• [What you should do]: Return all the data, word for word.
═══ Data excerpts ═══
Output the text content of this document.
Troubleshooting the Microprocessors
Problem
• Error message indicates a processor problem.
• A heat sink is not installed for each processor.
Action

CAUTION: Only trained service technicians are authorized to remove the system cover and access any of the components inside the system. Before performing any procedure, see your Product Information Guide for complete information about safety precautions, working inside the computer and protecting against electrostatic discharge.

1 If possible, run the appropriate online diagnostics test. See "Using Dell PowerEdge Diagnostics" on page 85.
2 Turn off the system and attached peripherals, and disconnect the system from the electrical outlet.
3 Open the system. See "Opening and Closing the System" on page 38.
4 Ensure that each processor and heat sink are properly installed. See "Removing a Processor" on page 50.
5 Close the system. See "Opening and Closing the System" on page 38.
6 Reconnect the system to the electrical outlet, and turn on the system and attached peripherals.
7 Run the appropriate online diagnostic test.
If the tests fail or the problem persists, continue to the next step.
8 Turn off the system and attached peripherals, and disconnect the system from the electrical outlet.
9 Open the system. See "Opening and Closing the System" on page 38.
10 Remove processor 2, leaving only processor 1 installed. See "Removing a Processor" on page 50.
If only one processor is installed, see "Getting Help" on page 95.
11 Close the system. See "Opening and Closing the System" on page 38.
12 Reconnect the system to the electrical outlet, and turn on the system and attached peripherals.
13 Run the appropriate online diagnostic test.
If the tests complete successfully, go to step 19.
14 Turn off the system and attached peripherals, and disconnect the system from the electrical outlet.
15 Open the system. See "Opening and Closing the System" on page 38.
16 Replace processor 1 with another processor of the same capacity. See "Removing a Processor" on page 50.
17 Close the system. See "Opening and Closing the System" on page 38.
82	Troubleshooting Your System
═══
• [Final result]:
Output the text content of this document.
Troubleshooting the Microprocessors
Problem
• Error message indicates a processor problem.
• A heat sink is not installed for each processor.
Action

CAUTION: Only trained service technicians are authorized to remove the system cover and access any of the components inside the system. Before performing any procedure, see your Product Information Guide for complete information about safety precautions, working inside the computer and protecting against electrostatic discharge.

1 If possible, run the appropriate online diagnostics test. See "Using Dell PowerEdge Diagnostics" on page 85.
2 Turn off the system and attached peripherals, and disconnect the system from the electrical outlet.
3 Open the system. See "Opening and Closing the System" on page 38.
4 Ensure that each processor and heat sink are properly installed. See "Removing a Processor" on page 50.
5 Close the system. See "Opening and Closing the System" on page 38.
6 Reconnect the system to the electrical outlet, and turn on the system and attached peripherals.
7 Run the appropriate online diagnostic test.
If the tests fail or the problem persists, continue to the next step.
8 Turn off the system and attached peripherals, and disconnect the system from the electrical outlet.
9 Open the system. See "Opening and Closing the System" on page 38.
10 Remove processor 2, leaving only processor 1 installed. See "Removing a Processor" on page 50.
If only one processor is installed, see "Getting Help" on page 95.
11 Close the system. See "Opening and Closing the System" on page 38.
12 Reconnect the system to the electrical outlet, and turn on the system and attached peripherals.
13 Run the appropriate online diagnostic test.
If the tests complete successfully, go to step 19.
14 Turn off the system and attached peripherals, and disconnect the system from the electrical outlet.
15 Open the system. See "Opening and Closing the System" on page 38.
16 Replace processor 1 with another processor of the same capacity. See "Removing a Processor" on page 50.
17 Close the system. See "Opening and Closing the System" on page 38.
82	Troubleshooting Your System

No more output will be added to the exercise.